## TEXT PASSAGE
────
Comparing bare-metal FW vs. RTOS for your project:
https://www.edn.com/electronics-blogs/embedded-basics/4441028/RTOS-or-bare-metal---five-decisive-factors
https://www.beningo.com/how-to-choose-between-bare-metal-rtos-and-gpos/#

An RTOS can give you faster response in exchange for reduced throughput; i.e. bare metal is good for doing a few simple things at a high rate of speed, whereas an RTOS is better for handling many different kinds of things. Response requirements generally drive the choice of architecture.

Here is the Xilinx take:
Bare-metal software system typically does not need many features (such as networking) that are provided by an operating system. An operating system consumes some small amount of processor throughput and tends to be less deterministic than simple software systems. Some system designs might not allow the overhead and lack of determinism of some operating systems. As processing speed has continued to increase for embedded processing, the overhead of an operating system has become mostly negligible in many system designs. Some designers choose not to use an operating system due to system complexity

From the SAFERTOS folks: “Should we Use an RTOS?”
There are well-established techniques for writing good embedded software without the use of an RTOS. In some cases, these techniques may provide the most appropriate solution; however as the solution becomes more complex, the benefits of an RTOS become more apparent.
────
## REQUIREMENT 1
In the passage comparing bare-metal firmware with an RTOS, what generally drives the choice of architecture?
## REQUIREMENT 2
Retype the stretch of the bare-metal versus RTOS passage from "There are well-established" through "become more apparent.".
────
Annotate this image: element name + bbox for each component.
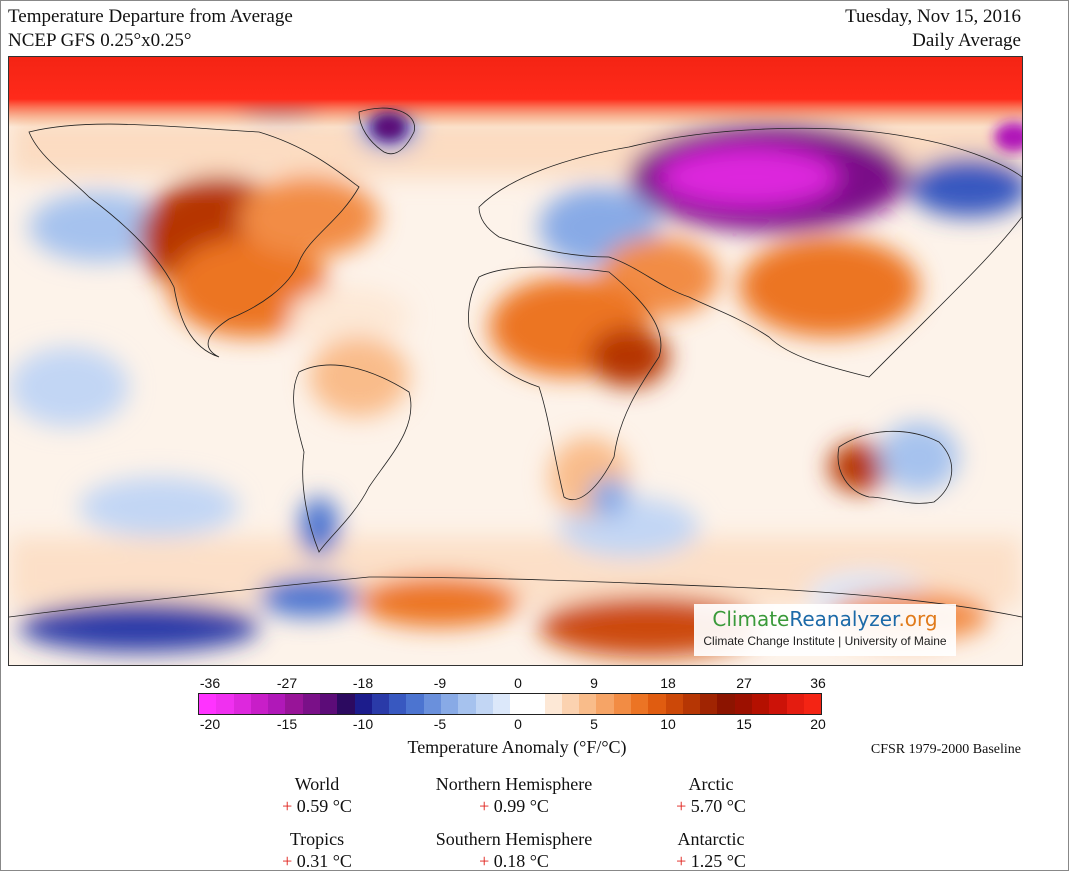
- baseline-label: CFSR 1979-2000 Baseline: [870, 742, 1021, 757]
- c-tick: 5: [590, 716, 598, 732]
- stat-label: World: [294, 774, 340, 794]
- f-tick: 18: [660, 675, 676, 691]
- stat-value: 0.31 °C: [296, 851, 352, 871]
- logo-text-reanalyzer: Reanalyzer: [789, 607, 899, 631]
- colorbar-swatch: [389, 694, 407, 714]
- logo-text-org: .org: [898, 607, 938, 631]
- colorbar-swatch: [337, 694, 355, 714]
- colorbar-swatch: [302, 694, 320, 714]
- colorbar-swatch: [631, 694, 649, 714]
- colorbar-swatch: [700, 694, 718, 714]
- stat-label: Tropics: [289, 829, 345, 849]
- stat-sign: +: [479, 851, 490, 871]
- stat-arctic: Arctic + 5.70 °C: [601, 773, 821, 817]
- logo-text-climate: Climate: [712, 607, 790, 631]
- c-tick: 0: [514, 716, 522, 732]
- climate-reanalyzer-logo: ClimateReanalyzer.org Climate Change Ins…: [694, 604, 956, 656]
- c-tick: -5: [433, 716, 447, 732]
- colorbar-swatch: [268, 694, 286, 714]
- stat-northern-hemisphere: Northern Hemisphere + 0.99 °C: [404, 773, 624, 817]
- arctic-warm-band: [9, 57, 1022, 127]
- colorbar-swatch: [319, 694, 338, 714]
- stat-label: Southern Hemisphere: [435, 829, 593, 849]
- c-tick: -20: [199, 716, 221, 732]
- f-tick: -18: [352, 675, 374, 691]
- stat-value: 0.18 °C: [493, 851, 549, 871]
- colorbar-swatch: [579, 694, 597, 714]
- colorbar-swatch: [648, 694, 666, 714]
- date-label: Tuesday, Nov 15, 2016: [845, 6, 1021, 27]
- f-tick: -9: [433, 675, 447, 691]
- anomaly-map: [8, 56, 1023, 666]
- stat-world: World + 0.59 °C: [207, 773, 427, 817]
- colorbar-swatch: [510, 694, 528, 714]
- map-title: Temperature Departure from Average: [8, 6, 293, 27]
- colorbar-swatch: [492, 694, 511, 714]
- colorbar-swatch: [285, 694, 303, 714]
- colorbar-swatch: [717, 694, 735, 714]
- f-tick: 9: [590, 675, 598, 691]
- stat-value: 0.99 °C: [493, 796, 549, 816]
- stat-label: Northern Hemisphere: [435, 774, 593, 794]
- colorbar-swatch: [769, 694, 787, 714]
- colorbar-swatch: [527, 694, 545, 714]
- colorbar-swatch: [458, 694, 476, 714]
- stat-label: Arctic: [688, 774, 734, 794]
- continent-outlines: [9, 107, 1022, 618]
- period-label: Daily Average: [912, 30, 1021, 51]
- f-tick: -27: [276, 675, 298, 691]
- colorbar-swatch: [475, 694, 493, 714]
- stat-value: 0.59 °C: [296, 796, 352, 816]
- colorbar-swatch: [233, 694, 251, 714]
- c-tick: -15: [276, 716, 298, 732]
- colorbar-swatch: [250, 694, 269, 714]
- c-tick: 20: [810, 716, 826, 732]
- colorbar-swatch: [596, 694, 614, 714]
- colorbar-swatch: [440, 694, 459, 714]
- colorbar-swatch: [682, 694, 701, 714]
- colorbar-swatch: [561, 694, 580, 714]
- colorbar-swatch: [613, 694, 632, 714]
- c-tick: 15: [736, 716, 752, 732]
- colorbar-swatch: [423, 694, 441, 714]
- colorbar-swatch: [803, 694, 822, 714]
- stat-tropics: Tropics + 0.31 °C: [207, 828, 427, 872]
- colorbar-swatch: [371, 694, 390, 714]
- colorbar-swatch: [199, 694, 217, 714]
- stat-label: Antarctic: [677, 829, 745, 849]
- colorbar-swatch: [734, 694, 752, 714]
- stat-sign: +: [282, 796, 293, 816]
- f-tick: 36: [810, 675, 826, 691]
- f-tick: -36: [199, 675, 221, 691]
- stat-sign: +: [479, 796, 490, 816]
- stat-sign: +: [282, 851, 293, 871]
- stat-sign: +: [676, 796, 687, 816]
- stat-value: 1.25 °C: [690, 851, 746, 871]
- stat-value: 5.70 °C: [690, 796, 746, 816]
- colorbar-swatch: [354, 694, 372, 714]
- stat-sign: +: [676, 851, 687, 871]
- colorbar-swatch: [544, 694, 562, 714]
- colorbar-swatch: [665, 694, 683, 714]
- c-tick: 10: [660, 716, 676, 732]
- logo-tagline: Climate Change Institute | University of…: [703, 634, 947, 648]
- f-tick: 0: [514, 675, 522, 691]
- colorbar-swatch: [786, 694, 804, 714]
- colorbar: [198, 693, 822, 715]
- colorbar-swatch: [216, 694, 234, 714]
- colorbar-swatch: [406, 694, 424, 714]
- colorbar-title: Temperature Anomaly (°F/°C): [407, 737, 627, 757]
- f-tick: 27: [736, 675, 752, 691]
- c-tick: -10: [352, 716, 374, 732]
- colorbar-swatch: [752, 694, 770, 714]
- stat-southern-hemisphere: Southern Hemisphere + 0.18 °C: [404, 828, 624, 872]
- model-subtitle: NCEP GFS 0.25°x0.25°: [8, 30, 192, 51]
- stat-antarctic: Antarctic + 1.25 °C: [601, 828, 821, 872]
────
## TASK OUTPUT 1
Response requirements generally drive the choice of architecture.

## TASK OUTPUT 2
There are well-established techniques for writing good embedded software without the use of an RTOS. In some cases, these techniques may provide the most appropriate solution; however as the solution becomes more complex, the benefits of an RTOS become more apparent.